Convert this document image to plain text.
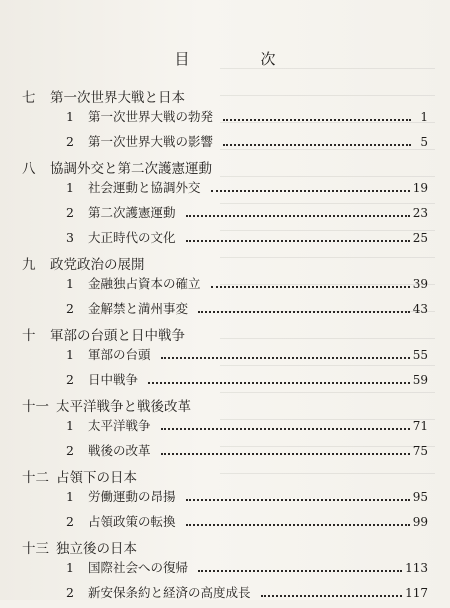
目　次
七	第一次世界大戦と日本
1	第一次世界大戦の勃発	1
2	第一次世界大戦の影響	5
八	協調外交と第二次護憲運動
1	社会運動と協調外交	19
2	第二次護憲運動	23
3	大正時代の文化	25
九	政党政治の展開
1	金融独占資本の確立	39
2	金解禁と満州事変	43
十	軍部の台頭と日中戦争
1	軍部の台頭	55
2	日中戦争	59
十一 太平洋戦争と戦後改革
1	太平洋戦争	71
2	戦後の改革	75
十二 占領下の日本
1	労働運動の昂揚	95
2	占領政策の転換	99
十三 独立後の日本
1	国際社会への復帰	113
2	新安保条約と経済の高度成長	117
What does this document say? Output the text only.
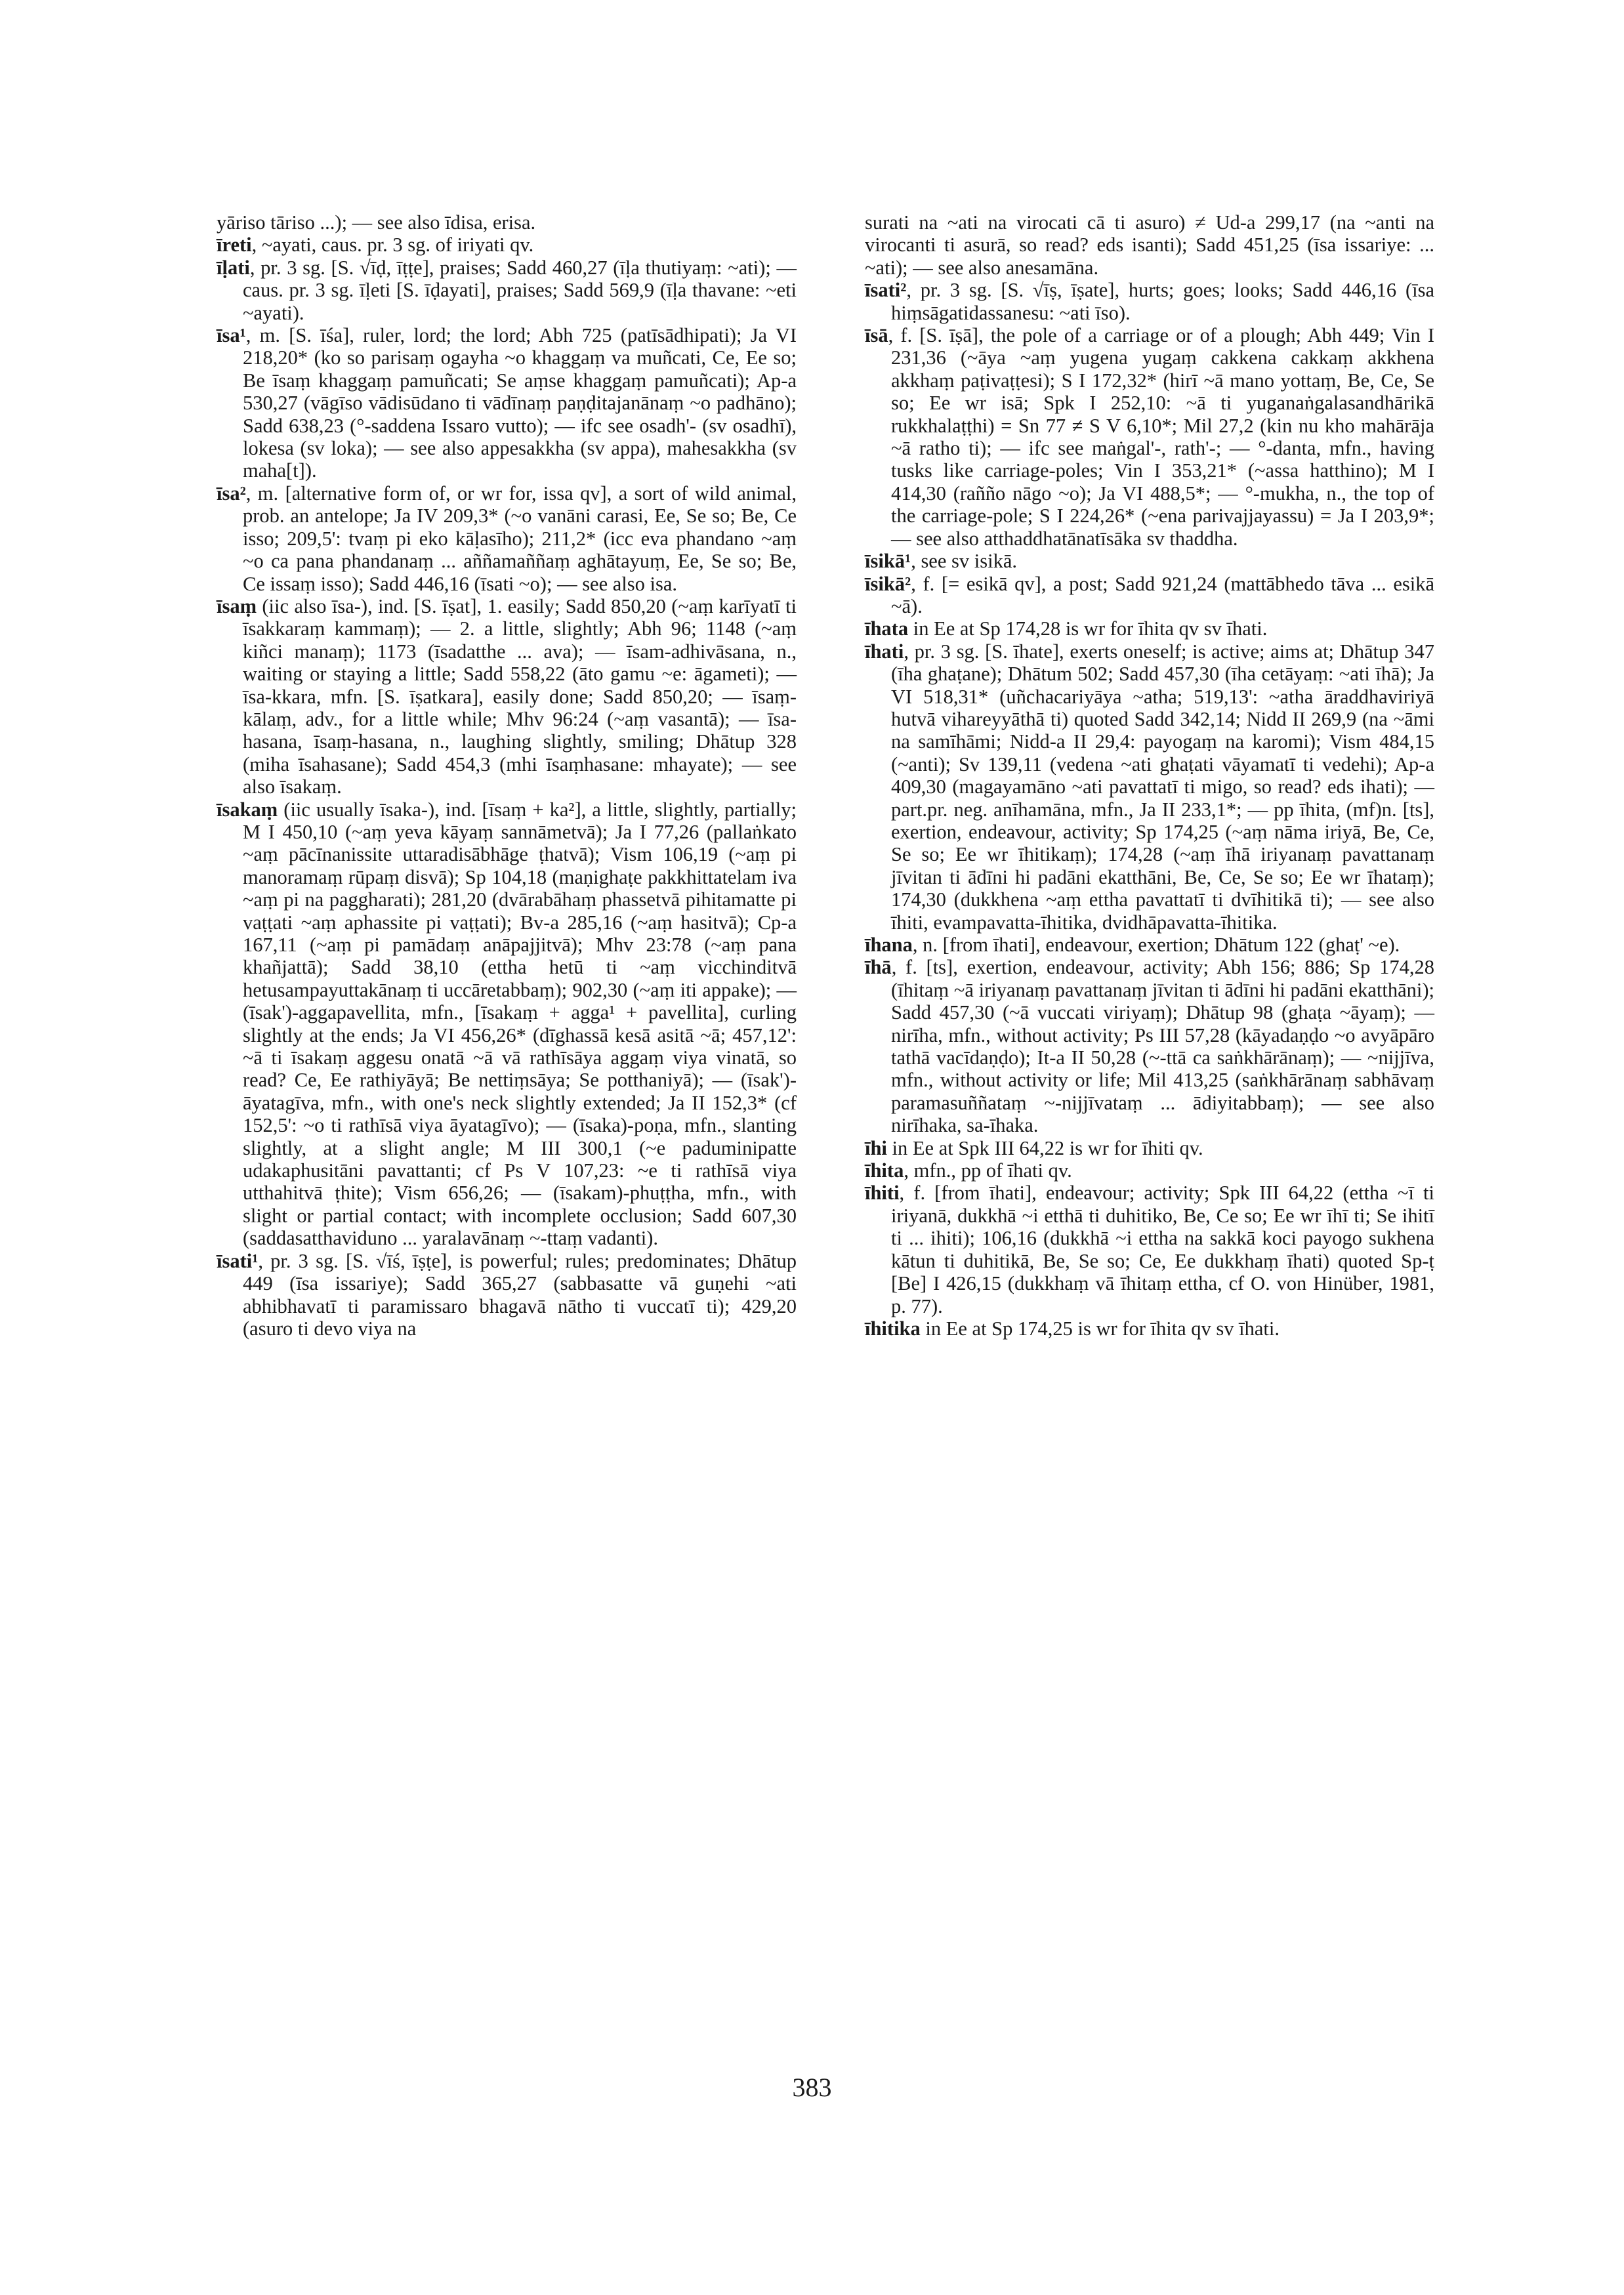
yāriso tāriso ...); — see also īdisa, erisa.

īreti, ~ayati, caus. pr. 3 sg. of iriyati qv.

īḷati, pr. 3 sg. [S. √īḍ, īṭṭe], praises; Sadd 460,27 (īḷa thutiyaṃ: ~ati); — caus. pr. 3 sg. īḷeti [S. īḍayati], praises; Sadd 569,9 (īḷa thavane: ~eti ~ayati).

īsa¹, m. [S. īśa], ruler, lord; the lord; Abh 725 (patīsādhipati); Ja VI 218,20* (ko so parisaṃ ogayha ~o khaggaṃ va muñcati, Ce, Ee so; Be īsaṃ khaggaṃ pamuñcati; Se aṃse khaggaṃ pamuñcati); Ap-a 530,27 (vāgīso vādisūdano ti vādīnaṃ paṇḍitajanānaṃ ~o padhāno); Sadd 638,23 (°-saddena Issaro vutto); — ifc see osadh'- (sv osadhī), lokesa (sv loka); — see also appesakkha (sv appa), mahesakkha (sv maha[t]).

īsa², m. [alternative form of, or wr for, issa qv], a sort of wild animal, prob. an antelope; Ja IV 209,3* (~o vanāni carasi, Ee, Se so; Be, Ce isso; 209,5': tvaṃ pi eko kāḷasīho); 211,2* (icc eva phandano ~aṃ ~o ca pana phandanaṃ ... aññamaññaṃ aghātayuṃ, Ee, Se so; Be, Ce issaṃ isso); Sadd 446,16 (īsati ~o); — see also isa.

īsaṃ (iic also īsa-), ind. [S. īṣat], 1. easily; Sadd 850,20 (~aṃ karīyatī ti īsakkaraṃ kammaṃ); — 2. a little, slightly; Abh 96; 1148 (~aṃ kiñci manaṃ); 1173 (īsadatthe ... ava); — īsam-adhivāsana, n., waiting or staying a little; Sadd 558,22 (āto gamu ~e: āgameti); — īsa-kkara, mfn. [S. īṣatkara], easily done; Sadd 850,20; — īsaṃ-kālaṃ, adv., for a little while; Mhv 96:24 (~aṃ vasantā); — īsa-hasana, īsaṃ-hasana, n., laughing slightly, smiling; Dhātup 328 (miha īsahasane); Sadd 454,3 (mhi īsaṃhasane: mhayate); — see also īsakaṃ.

īsakaṃ (iic usually īsaka-), ind. [īsaṃ + ka²], a little, slightly, partially; M I 450,10 (~aṃ yeva kāyaṃ sannāmetvā); Ja I 77,26 (pallaṅkato ~aṃ pācīnanissite uttaradisābhāge ṭhatvā); Vism 106,19 (~aṃ pi manoramaṃ rūpaṃ disvā); Sp 104,18 (maṇighaṭe pakkhittatelam iva ~aṃ pi na paggharati); 281,20 (dvārabāhaṃ phassetvā pihitamatte pi vaṭṭati ~aṃ aphassite pi vaṭṭati); Bv-a 285,16 (~aṃ hasitvā); Cp-a 167,11 (~aṃ pi pamādaṃ anāpajjitvā); Mhv 23:78 (~aṃ pana khañjattā); Sadd 38,10 (ettha hetū ti ~aṃ vicchinditvā hetusampayuttakānaṃ ti uccāretabbaṃ); 902,30 (~aṃ iti appake); — (īsak')-aggapavellita, mfn., [īsakaṃ + agga¹ + pavellita], curling slightly at the ends; Ja VI 456,26* (dīghassā kesā asitā ~ā; 457,12': ~ā ti īsakaṃ aggesu onatā ~ā vā rathīsāya aggaṃ viya vinatā, so read? Ce, Ee rathiyāyā; Be nettiṃsāya; Se potthaniyā); — (īsak')-āyatagīva, mfn., with one's neck slightly extended; Ja II 152,3* (cf 152,5': ~o ti rathīsā viya āyatagīvo); — (īsaka)-poṇa, mfn., slanting slightly, at a slight angle; M III 300,1 (~e paduminipatte udakaphusitāni pavattanti; cf Ps V 107,23: ~e ti rathīsā viya utthahitvā ṭhite); Vism 656,26; — (īsakam)-phuṭṭha, mfn., with slight or partial contact; with incomplete occlusion; Sadd 607,30 (saddasatthaviduno ... yaralavānaṃ ~-ttaṃ vadanti).

īsati¹, pr. 3 sg. [S. √īś, īṣṭe], is powerful; rules; predominates; Dhātup 449 (īsa issariye); Sadd 365,27 (sabbasatte vā guṇehi ~ati abhibhavatī ti paramissaro bhagavā nātho ti vuccatī ti); 429,20 (asuro ti devo viya na

surati na ~ati na virocati cā ti asuro) ≠ Ud-a 299,17 (na ~anti na virocanti ti asurā, so read? eds isanti); Sadd 451,25 (īsa issariye: ... ~ati); — see also anesamāna.

īsati², pr. 3 sg. [S. √īṣ, īṣate], hurts; goes; looks; Sadd 446,16 (īsa hiṃsāgatidassanesu: ~ati īso).

īsā, f. [S. īṣā], the pole of a carriage or of a plough; Abh 449; Vin I 231,36 (~āya ~aṃ yugena yugaṃ cakkena cakkaṃ akkhena akkhaṃ paṭivaṭṭesi); S I 172,32* (hirī ~ā mano yottaṃ, Be, Ce, Se so; Ee wr isā; Spk I 252,10: ~ā ti yuganaṅgalasandhārikā rukkhalaṭṭhi) = Sn 77 ≠ S V 6,10*; Mil 27,2 (kin nu kho mahārāja ~ā ratho ti); — ifc see maṅgal'-, rath'-; — °-danta, mfn., having tusks like carriage-poles; Vin I 353,21* (~assa hatthino); M I 414,30 (rañño nāgo ~o); Ja VI 488,5*; — °-mukha, n., the top of the carriage-pole; S I 224,26* (~ena parivajjayassu) = Ja I 203,9*; — see also atthaddhatānatīsāka sv thaddha.

īsikā¹, see sv isikā.

īsikā², f. [= esikā qv], a post; Sadd 921,24 (mattābhedo tāva ... esikā ~ā).

īhata in Ee at Sp 174,28 is wr for īhita qv sv īhati.

īhati, pr. 3 sg. [S. īhate], exerts oneself; is active; aims at; Dhātup 347 (īha ghaṭane); Dhātum 502; Sadd 457,30 (īha cetāyaṃ: ~ati īhā); Ja VI 518,31* (uñchacariyāya ~atha; 519,13': ~atha āraddhaviriyā hutvā vihareyyāthā ti) quoted Sadd 342,14; Nidd II 269,9 (na ~āmi na samīhāmi; Nidd-a II 29,4: payogaṃ na karomi); Vism 484,15 (~anti); Sv 139,11 (vedena ~ati ghaṭati vāyamatī ti vedehi); Ap-a 409,30 (magayamāno ~ati pavattatī ti migo, so read? eds ihati); — part.pr. neg. anīhamāna, mfn., Ja II 233,1*; — pp īhita, (mf)n. [ts], exertion, endeavour, activity; Sp 174,25 (~aṃ nāma iriyā, Be, Ce, Se so; Ee wr īhitikaṃ); 174,28 (~aṃ īhā iriyanaṃ pavattanaṃ jīvitan ti ādīni hi padāni ekatthāni, Be, Ce, Se so; Ee wr īhataṃ); 174,30 (dukkhena ~aṃ ettha pavattatī ti dvīhitikā ti); — see also īhiti, evampavatta-īhitika, dvidhāpavatta-īhitika.

īhana, n. [from īhati], endeavour, exertion; Dhātum 122 (ghaṭ' ~e).

īhā, f. [ts], exertion, endeavour, activity; Abh 156; 886; Sp 174,28 (īhitaṃ ~ā iriyanaṃ pavattanaṃ jīvitan ti ādīni hi padāni ekatthāni); Sadd 457,30 (~ā vuccati viriyaṃ); Dhātup 98 (ghaṭa ~āyaṃ); — nirīha, mfn., without activity; Ps III 57,28 (kāyadaṇḍo ~o avyāpāro tathā vacīdaṇḍo); It-a II 50,28 (~-ttā ca saṅkhārānaṃ); — ~nijjīva, mfn., without activity or life; Mil 413,25 (saṅkhārānaṃ sabhāvaṃ paramasuññataṃ ~-nijjīvataṃ ... ādiyitabbaṃ); — see also nirīhaka, sa-īhaka.

īhi in Ee at Spk III 64,22 is wr for īhiti qv.

īhita, mfn., pp of īhati qv.

īhiti, f. [from īhati], endeavour; activity; Spk III 64,22 (ettha ~ī ti iriyanā, dukkhā ~i etthā ti duhitiko, Be, Ce so; Ee wr īhī ti; Se ihitī ti ... ihiti); 106,16 (dukkhā ~i ettha na sakkā koci payogo sukhena kātun ti duhitikā, Be, Se so; Ce, Ee dukkhaṃ īhati) quoted Sp-ṭ [Be] I 426,15 (dukkhaṃ vā īhitaṃ ettha, cf O. von Hinüber, 1981, p. 77).

īhitika in Ee at Sp 174,25 is wr for īhita qv sv īhati.

383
+++
Gather each line in the data that holds the string "ayati".

īreti, ~ayati, caus. pr. 3 sg. of iriyati qv.
īḷati, pr. 3 sg. [S. √īḍ, īṭṭe], praises; Sadd 460,27 (īḷa thutiyaṃ: ~ati); — caus. pr. 3 sg. īḷeti [S. īḍayati], praises; Sadd 569,9 (īḷa thavane: ~eti ~ayati).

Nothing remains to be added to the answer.